TASK ▸
Determine which lines of the records include the word "title", and copy them.

DATASET EXTRACT ▸
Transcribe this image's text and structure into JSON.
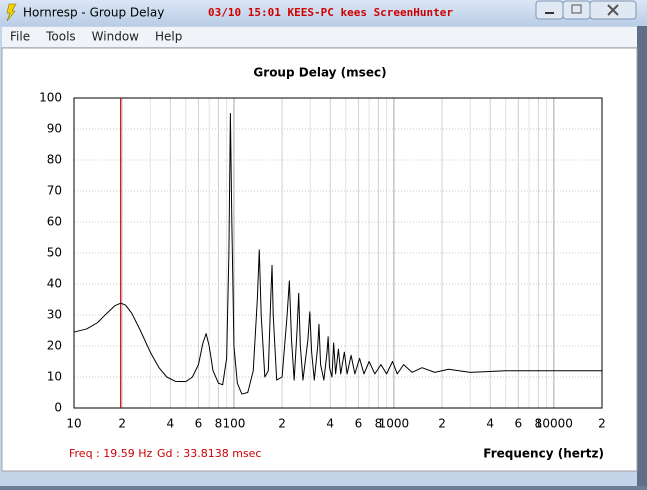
{
  "window": {
    "title": "Hornresp - Group Delay",
    "caption_note": "03/10 15:01 KEES-PC kees ScreenHunter"
  },
  "menu": [
    "File",
    "Tools",
    "Window",
    "Help"
  ],
  "chart_data": {
    "type": "line",
    "title": "Group Delay (msec)",
    "xlabel": "Frequency (hertz)",
    "x_scale": "log",
    "xlim": [
      10,
      20000
    ],
    "ylim": [
      0,
      100
    ],
    "yticks": [
      0,
      10,
      20,
      30,
      40,
      50,
      60,
      70,
      80,
      90,
      100
    ],
    "xticks": [
      10,
      {
        "value": 20,
        "label": "2"
      },
      {
        "value": 40,
        "label": "4"
      },
      {
        "value": 60,
        "label": "6"
      },
      {
        "value": 80,
        "label": "8"
      },
      100,
      {
        "value": 200,
        "label": "2"
      },
      {
        "value": 400,
        "label": "4"
      },
      {
        "value": 600,
        "label": "6"
      },
      {
        "value": 800,
        "label": "8"
      },
      1000,
      {
        "value": 2000,
        "label": "2"
      },
      {
        "value": 4000,
        "label": "4"
      },
      {
        "value": 6000,
        "label": "6"
      },
      {
        "value": 8000,
        "label": "8"
      },
      10000,
      {
        "value": 20000,
        "label": "2"
      }
    ],
    "x_minor_grid": [
      30,
      50,
      70,
      90,
      300,
      500,
      700,
      900,
      3000,
      5000,
      7000,
      9000
    ],
    "grid": true,
    "series": [
      {
        "color": "#000000",
        "x": [
          10,
          12,
          14,
          16,
          18,
          19.6,
          21,
          23,
          26,
          30,
          34,
          38,
          43,
          50,
          55,
          60,
          64,
          67,
          70,
          74,
          80,
          85,
          90,
          93,
          95,
          97,
          100,
          105,
          112,
          122,
          132,
          140,
          144,
          148,
          156,
          164,
          170,
          173,
          176,
          185,
          200,
          215,
          222,
          229,
          238,
          248,
          254,
          260,
          270,
          290,
          298,
          306,
          318,
          334,
          340,
          348,
          365,
          382,
          388,
          396,
          410,
          420,
          432,
          450,
          465,
          490,
          510,
          540,
          570,
          610,
          650,
          700,
          760,
          830,
          900,
          980,
          1050,
          1150,
          1300,
          1500,
          1800,
          2200,
          3000,
          5000,
          10000,
          20000
        ],
        "values": [
          24.5,
          25.5,
          27.5,
          30.5,
          33,
          33.8,
          33.2,
          30.5,
          25,
          18,
          13,
          10,
          8.6,
          8.5,
          10,
          14,
          21,
          24,
          20,
          12,
          8,
          7.5,
          16,
          50,
          95,
          60,
          20,
          8,
          4.5,
          5,
          12,
          35,
          51,
          30,
          10,
          12,
          36,
          46,
          30,
          9,
          10,
          30,
          41,
          22,
          9,
          25,
          37,
          20,
          9,
          22,
          31,
          18,
          9,
          20,
          27,
          14,
          9,
          18,
          23,
          13,
          10,
          21,
          11,
          19,
          11,
          18,
          11,
          17,
          11,
          16,
          11,
          15,
          11,
          14,
          11,
          15,
          11,
          14,
          11.5,
          13,
          11.5,
          12.5,
          11.5,
          12,
          12,
          12
        ]
      }
    ],
    "cursor": {
      "x": 19.59,
      "color": "#cc0000"
    },
    "readout": [
      "Freq : 19.59 Hz",
      "Gd : 33.8138 msec"
    ]
  }
}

EXERCISE RESULT ▸
    "title": "Hornresp - Group Delay",
    "title": "Group Delay (msec)",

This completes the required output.